=== RECORDS PROVIDED ===
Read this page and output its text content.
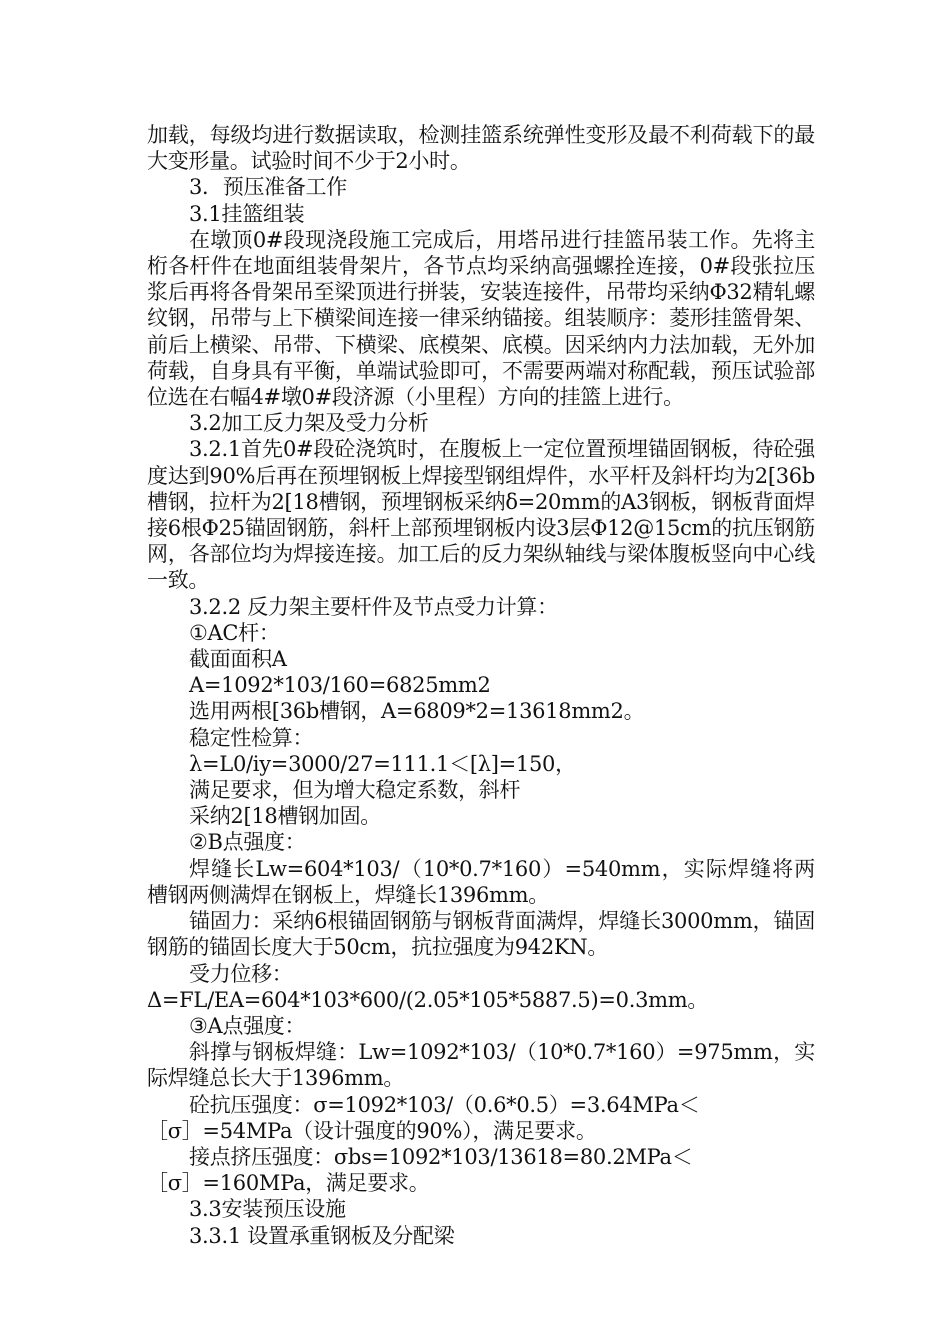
加载，每级均进行数据读取，检测挂篮系统弹性变形及最不利荷载下的最大变形量。试验时间不少于2小时。

3．预压准备工作

3.1挂篮组装

在墩顶0#段现浇段施工完成后，用塔吊进行挂篮吊装工作。先将主桁各杆件在地面组装骨架片，各节点均采纳高强螺拴连接，0#段张拉压浆后再将各骨架吊至梁顶进行拼装，安装连接件，吊带均采纳Φ32精轧螺纹钢，吊带与上下横梁间连接一律采纳锚接。组装顺序：菱形挂篮骨架、前后上横梁、吊带、下横梁、底模架、底模。因采纳内力法加载，无外加荷载，自身具有平衡，单端试验即可，不需要两端对称配载，预压试验部位选在右幅4#墩0#段济源（小里程）方向的挂篮上进行。

3.2加工反力架及受力分析

3.2.1首先0#段砼浇筑时，在腹板上一定位置预埋锚固钢板，待砼强度达到90%后再在预埋钢板上焊接型钢组焊件，水平杆及斜杆均为2[36b槽钢，拉杆为2[18槽钢，预埋钢板采纳δ=20mm的A3钢板，钢板背面焊接6根Φ25锚固钢筋，斜杆上部预埋钢板内设3层Φ12@15cm的抗压钢筋网，各部位均为焊接连接。加工后的反力架纵轴线与梁体腹板竖向中心线一致。

3.2.2 反力架主要杆件及节点受力计算：

①AC杆：

截面面积A

A=1092*103/160=6825mm2

选用两根[36b槽钢，A=6809*2=13618mm2。

稳定性检算：

λ=L0/iy=3000/27=111.1＜[λ]=150，

满足要求，但为增大稳定系数，斜杆

采纳2[18槽钢加固。

②B点强度：

焊缝长Lw=604*103/（10*0.7*160）=540mm，实际焊缝将两槽钢两侧满焊在钢板上，焊缝长1396mm。

锚固力：采纳6根锚固钢筋与钢板背面满焊，焊缝长3000mm，锚固钢筋的锚固长度大于50cm，抗拉强度为942KN。

受力位移：

Δ=FL/EA=604*103*600/(2.05*105*5887.5)=0.3mm。

③A点强度：

斜撑与钢板焊缝：Lw=1092*103/（10*0.7*160）=975mm，实际焊缝总长大于1396mm。

砼抗压强度：σ=1092*103/（0.6*0.5）=3.64MPa＜

［σ］=54MPa（设计强度的90%），满足要求。

接点挤压强度：σbs=1092*103/13618=80.2MPa＜

［σ］=160MPa，满足要求。

3.3安装预压设施

3.3.1 设置承重钢板及分配梁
===
YOUR INSTRUCTIONS
Make an exact copy of the listing above. Do not include the pictures.

RESPONSE FOR THIS EXERCISE
Read this page and output its text content.
加载，每级均进行数据读取，检测挂篮系统弹性变形及最不利荷载下的最大变形量。试验时间不少于2小时。

3．预压准备工作

3.1挂篮组装

在墩顶0#段现浇段施工完成后，用塔吊进行挂篮吊装工作。先将主桁各杆件在地面组装骨架片，各节点均采纳高强螺拴连接，0#段张拉压浆后再将各骨架吊至梁顶进行拼装，安装连接件，吊带均采纳Φ32精轧螺纹钢，吊带与上下横梁间连接一律采纳锚接。组装顺序：菱形挂篮骨架、前后上横梁、吊带、下横梁、底模架、底模。因采纳内力法加载，无外加荷载，自身具有平衡，单端试验即可，不需要两端对称配载，预压试验部位选在右幅4#墩0#段济源（小里程）方向的挂篮上进行。

3.2加工反力架及受力分析

3.2.1首先0#段砼浇筑时，在腹板上一定位置预埋锚固钢板，待砼强度达到90%后再在预埋钢板上焊接型钢组焊件，水平杆及斜杆均为2[36b槽钢，拉杆为2[18槽钢，预埋钢板采纳δ=20mm的A3钢板，钢板背面焊接6根Φ25锚固钢筋，斜杆上部预埋钢板内设3层Φ12@15cm的抗压钢筋网，各部位均为焊接连接。加工后的反力架纵轴线与梁体腹板竖向中心线一致。

3.2.2 反力架主要杆件及节点受力计算：

①AC杆：

截面面积A

A=1092*103/160=6825mm2

选用两根[36b槽钢，A=6809*2=13618mm2。

稳定性检算：

λ=L0/iy=3000/27=111.1＜[λ]=150，

满足要求，但为增大稳定系数，斜杆

采纳2[18槽钢加固。

②B点强度：

焊缝长Lw=604*103/（10*0.7*160）=540mm，实际焊缝将两槽钢两侧满焊在钢板上，焊缝长1396mm。

锚固力：采纳6根锚固钢筋与钢板背面满焊，焊缝长3000mm，锚固钢筋的锚固长度大于50cm，抗拉强度为942KN。

受力位移：

Δ=FL/EA=604*103*600/(2.05*105*5887.5)=0.3mm。

③A点强度：

斜撑与钢板焊缝：Lw=1092*103/（10*0.7*160）=975mm，实际焊缝总长大于1396mm。

砼抗压强度：σ=1092*103/（0.6*0.5）=3.64MPa＜

［σ］=54MPa（设计强度的90%），满足要求。

接点挤压强度：σbs=1092*103/13618=80.2MPa＜

［σ］=160MPa，满足要求。

3.3安装预压设施

3.3.1 设置承重钢板及分配梁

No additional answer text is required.